> TASK ITEM: Search the material for the word "screenshot" and copy each line that holds it.

> EXTRACTED MATERIAL:
-- -- --

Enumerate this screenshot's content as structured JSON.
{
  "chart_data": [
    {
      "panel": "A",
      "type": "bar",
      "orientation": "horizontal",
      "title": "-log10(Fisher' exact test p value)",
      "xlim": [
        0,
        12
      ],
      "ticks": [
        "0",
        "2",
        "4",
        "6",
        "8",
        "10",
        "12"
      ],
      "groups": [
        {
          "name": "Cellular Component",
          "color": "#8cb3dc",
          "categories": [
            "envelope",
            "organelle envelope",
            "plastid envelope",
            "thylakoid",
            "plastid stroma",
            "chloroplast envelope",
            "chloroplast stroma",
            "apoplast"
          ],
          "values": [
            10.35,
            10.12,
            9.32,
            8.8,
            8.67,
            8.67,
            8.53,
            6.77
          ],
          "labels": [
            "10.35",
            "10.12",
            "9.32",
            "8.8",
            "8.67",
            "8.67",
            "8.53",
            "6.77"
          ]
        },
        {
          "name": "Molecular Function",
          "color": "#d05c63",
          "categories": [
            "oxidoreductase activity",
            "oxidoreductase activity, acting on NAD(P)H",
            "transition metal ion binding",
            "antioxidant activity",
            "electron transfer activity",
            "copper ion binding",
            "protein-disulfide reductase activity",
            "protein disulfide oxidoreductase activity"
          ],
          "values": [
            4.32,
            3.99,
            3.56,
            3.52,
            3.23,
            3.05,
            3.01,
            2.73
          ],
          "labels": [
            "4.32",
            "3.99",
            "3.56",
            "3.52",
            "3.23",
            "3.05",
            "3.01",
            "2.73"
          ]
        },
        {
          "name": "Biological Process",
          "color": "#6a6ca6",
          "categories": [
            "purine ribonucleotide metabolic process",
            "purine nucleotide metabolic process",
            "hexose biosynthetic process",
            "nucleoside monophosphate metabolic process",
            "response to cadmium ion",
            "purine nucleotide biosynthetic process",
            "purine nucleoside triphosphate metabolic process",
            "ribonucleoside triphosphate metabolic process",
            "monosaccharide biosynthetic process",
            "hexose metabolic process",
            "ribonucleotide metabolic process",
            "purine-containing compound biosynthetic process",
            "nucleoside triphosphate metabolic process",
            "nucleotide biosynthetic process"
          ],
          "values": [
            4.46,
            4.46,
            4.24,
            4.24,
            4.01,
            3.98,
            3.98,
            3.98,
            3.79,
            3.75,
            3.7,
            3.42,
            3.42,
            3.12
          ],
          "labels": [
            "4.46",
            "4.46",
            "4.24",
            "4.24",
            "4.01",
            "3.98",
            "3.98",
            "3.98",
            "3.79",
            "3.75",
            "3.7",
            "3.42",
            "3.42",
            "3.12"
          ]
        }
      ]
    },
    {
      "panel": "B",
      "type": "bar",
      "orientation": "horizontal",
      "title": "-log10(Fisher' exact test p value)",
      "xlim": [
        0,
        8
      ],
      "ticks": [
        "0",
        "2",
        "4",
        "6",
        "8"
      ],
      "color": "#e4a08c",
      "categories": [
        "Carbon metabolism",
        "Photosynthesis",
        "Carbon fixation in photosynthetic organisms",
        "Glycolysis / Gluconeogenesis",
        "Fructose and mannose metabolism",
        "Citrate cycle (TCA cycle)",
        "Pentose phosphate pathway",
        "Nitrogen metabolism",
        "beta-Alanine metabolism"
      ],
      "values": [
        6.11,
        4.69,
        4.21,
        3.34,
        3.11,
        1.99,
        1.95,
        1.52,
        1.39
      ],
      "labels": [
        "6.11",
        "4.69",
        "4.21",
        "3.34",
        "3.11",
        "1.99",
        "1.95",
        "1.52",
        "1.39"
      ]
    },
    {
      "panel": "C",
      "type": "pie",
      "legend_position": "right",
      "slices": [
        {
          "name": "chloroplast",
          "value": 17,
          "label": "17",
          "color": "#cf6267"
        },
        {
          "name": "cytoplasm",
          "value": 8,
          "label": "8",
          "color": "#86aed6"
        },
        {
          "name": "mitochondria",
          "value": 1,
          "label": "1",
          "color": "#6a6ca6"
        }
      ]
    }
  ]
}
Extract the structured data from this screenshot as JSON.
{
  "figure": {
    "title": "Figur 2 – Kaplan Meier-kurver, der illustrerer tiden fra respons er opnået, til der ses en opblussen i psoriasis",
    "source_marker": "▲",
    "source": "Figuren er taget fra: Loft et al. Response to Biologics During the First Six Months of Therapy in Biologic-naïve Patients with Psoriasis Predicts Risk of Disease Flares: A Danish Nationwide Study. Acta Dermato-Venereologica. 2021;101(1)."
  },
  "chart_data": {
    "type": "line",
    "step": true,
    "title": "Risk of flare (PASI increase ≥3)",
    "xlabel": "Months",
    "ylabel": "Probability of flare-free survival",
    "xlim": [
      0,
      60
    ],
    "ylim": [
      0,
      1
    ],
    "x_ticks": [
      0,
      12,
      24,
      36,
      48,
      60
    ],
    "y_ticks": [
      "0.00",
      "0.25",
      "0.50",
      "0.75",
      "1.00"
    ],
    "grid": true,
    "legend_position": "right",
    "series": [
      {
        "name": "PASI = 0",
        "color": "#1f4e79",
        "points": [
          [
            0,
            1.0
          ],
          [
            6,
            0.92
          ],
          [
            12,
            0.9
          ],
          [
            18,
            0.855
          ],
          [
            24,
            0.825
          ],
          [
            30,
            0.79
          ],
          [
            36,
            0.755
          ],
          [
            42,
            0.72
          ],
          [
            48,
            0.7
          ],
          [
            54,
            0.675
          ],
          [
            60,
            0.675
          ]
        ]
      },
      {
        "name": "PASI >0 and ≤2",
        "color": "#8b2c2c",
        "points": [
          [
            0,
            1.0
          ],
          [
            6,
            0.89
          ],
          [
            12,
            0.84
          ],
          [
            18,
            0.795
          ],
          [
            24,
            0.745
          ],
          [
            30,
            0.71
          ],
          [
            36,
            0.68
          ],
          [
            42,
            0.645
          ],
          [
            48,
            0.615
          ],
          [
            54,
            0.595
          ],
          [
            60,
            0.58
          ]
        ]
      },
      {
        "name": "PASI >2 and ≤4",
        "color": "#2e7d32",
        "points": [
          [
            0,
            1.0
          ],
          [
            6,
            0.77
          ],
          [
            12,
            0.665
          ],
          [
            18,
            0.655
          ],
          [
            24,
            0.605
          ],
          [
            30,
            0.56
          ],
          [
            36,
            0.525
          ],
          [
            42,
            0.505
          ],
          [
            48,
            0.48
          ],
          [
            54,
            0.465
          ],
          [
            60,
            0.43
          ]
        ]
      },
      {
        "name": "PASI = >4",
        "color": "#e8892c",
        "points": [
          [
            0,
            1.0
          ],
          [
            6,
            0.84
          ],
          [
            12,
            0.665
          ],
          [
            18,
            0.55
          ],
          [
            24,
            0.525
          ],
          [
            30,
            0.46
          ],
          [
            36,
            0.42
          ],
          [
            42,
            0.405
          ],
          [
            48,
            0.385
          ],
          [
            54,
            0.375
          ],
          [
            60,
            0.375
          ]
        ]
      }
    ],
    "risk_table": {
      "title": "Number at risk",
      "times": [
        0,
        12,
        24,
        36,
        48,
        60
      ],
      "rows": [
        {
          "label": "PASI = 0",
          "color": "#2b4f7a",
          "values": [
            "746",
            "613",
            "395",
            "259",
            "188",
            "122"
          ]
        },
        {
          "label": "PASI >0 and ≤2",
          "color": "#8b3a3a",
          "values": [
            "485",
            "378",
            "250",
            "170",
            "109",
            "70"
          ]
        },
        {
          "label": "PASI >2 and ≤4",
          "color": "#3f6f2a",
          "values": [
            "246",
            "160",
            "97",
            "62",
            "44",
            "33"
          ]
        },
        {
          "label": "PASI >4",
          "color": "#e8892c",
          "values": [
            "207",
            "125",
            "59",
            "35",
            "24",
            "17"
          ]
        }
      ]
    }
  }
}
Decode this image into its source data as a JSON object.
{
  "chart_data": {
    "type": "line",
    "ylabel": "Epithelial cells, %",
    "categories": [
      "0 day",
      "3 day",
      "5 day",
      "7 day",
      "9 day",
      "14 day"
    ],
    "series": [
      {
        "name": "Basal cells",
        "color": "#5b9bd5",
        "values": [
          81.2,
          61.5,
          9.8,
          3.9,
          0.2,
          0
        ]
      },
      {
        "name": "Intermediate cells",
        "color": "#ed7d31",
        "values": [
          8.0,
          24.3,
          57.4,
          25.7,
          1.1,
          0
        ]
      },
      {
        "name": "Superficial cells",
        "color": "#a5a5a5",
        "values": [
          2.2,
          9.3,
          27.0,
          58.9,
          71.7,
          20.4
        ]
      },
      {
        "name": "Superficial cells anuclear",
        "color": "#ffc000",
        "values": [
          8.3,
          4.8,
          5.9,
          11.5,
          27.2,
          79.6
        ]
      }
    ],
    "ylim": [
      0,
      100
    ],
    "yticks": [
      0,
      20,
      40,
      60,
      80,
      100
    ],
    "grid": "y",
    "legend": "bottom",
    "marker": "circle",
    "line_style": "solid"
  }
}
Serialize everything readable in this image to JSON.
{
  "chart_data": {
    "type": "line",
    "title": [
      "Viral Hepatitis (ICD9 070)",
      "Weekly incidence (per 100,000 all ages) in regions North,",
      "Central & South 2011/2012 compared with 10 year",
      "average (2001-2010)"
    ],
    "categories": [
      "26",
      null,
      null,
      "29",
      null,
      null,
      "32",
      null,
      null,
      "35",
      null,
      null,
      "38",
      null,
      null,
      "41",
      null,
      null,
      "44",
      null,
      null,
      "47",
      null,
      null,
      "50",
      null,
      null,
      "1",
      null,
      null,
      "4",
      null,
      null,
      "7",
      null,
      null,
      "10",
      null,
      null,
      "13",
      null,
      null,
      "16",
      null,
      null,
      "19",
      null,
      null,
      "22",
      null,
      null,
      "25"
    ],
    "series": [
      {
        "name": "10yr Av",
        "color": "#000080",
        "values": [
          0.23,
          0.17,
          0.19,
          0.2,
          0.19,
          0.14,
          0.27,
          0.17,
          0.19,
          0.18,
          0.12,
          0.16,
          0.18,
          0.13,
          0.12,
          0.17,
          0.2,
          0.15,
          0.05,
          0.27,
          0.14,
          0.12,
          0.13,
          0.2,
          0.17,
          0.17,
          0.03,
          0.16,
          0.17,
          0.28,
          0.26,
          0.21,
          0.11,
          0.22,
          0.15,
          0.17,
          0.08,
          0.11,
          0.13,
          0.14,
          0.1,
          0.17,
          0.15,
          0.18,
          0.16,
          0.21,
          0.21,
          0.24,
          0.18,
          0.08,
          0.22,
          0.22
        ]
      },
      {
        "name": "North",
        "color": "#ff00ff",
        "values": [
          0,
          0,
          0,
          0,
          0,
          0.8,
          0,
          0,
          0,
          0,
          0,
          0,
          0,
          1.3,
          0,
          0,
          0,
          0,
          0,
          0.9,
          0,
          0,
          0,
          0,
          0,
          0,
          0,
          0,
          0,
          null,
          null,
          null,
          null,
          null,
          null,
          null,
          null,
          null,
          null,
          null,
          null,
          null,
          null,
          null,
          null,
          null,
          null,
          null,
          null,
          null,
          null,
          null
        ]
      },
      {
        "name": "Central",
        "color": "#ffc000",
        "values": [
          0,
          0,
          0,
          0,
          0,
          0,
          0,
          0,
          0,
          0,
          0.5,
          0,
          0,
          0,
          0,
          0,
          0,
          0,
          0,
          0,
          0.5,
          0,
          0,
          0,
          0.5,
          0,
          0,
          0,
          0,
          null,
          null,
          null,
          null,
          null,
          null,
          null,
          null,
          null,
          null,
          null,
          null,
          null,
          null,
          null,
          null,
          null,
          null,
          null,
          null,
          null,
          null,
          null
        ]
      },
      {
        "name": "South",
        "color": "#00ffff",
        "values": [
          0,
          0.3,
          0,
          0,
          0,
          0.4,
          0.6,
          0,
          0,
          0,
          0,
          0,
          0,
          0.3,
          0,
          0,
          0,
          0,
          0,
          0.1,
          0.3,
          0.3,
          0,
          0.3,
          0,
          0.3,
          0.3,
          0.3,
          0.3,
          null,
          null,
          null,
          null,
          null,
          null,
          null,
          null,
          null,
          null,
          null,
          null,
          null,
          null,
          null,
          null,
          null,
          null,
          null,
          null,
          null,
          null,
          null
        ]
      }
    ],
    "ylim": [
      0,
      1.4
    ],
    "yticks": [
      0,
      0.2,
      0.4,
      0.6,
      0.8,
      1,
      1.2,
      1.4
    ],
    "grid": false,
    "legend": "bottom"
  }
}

-- -- --

> TASK ANSWER:
Enumerate this screenshot's content as structured JSON.
Extract the structured data from this screenshot as JSON.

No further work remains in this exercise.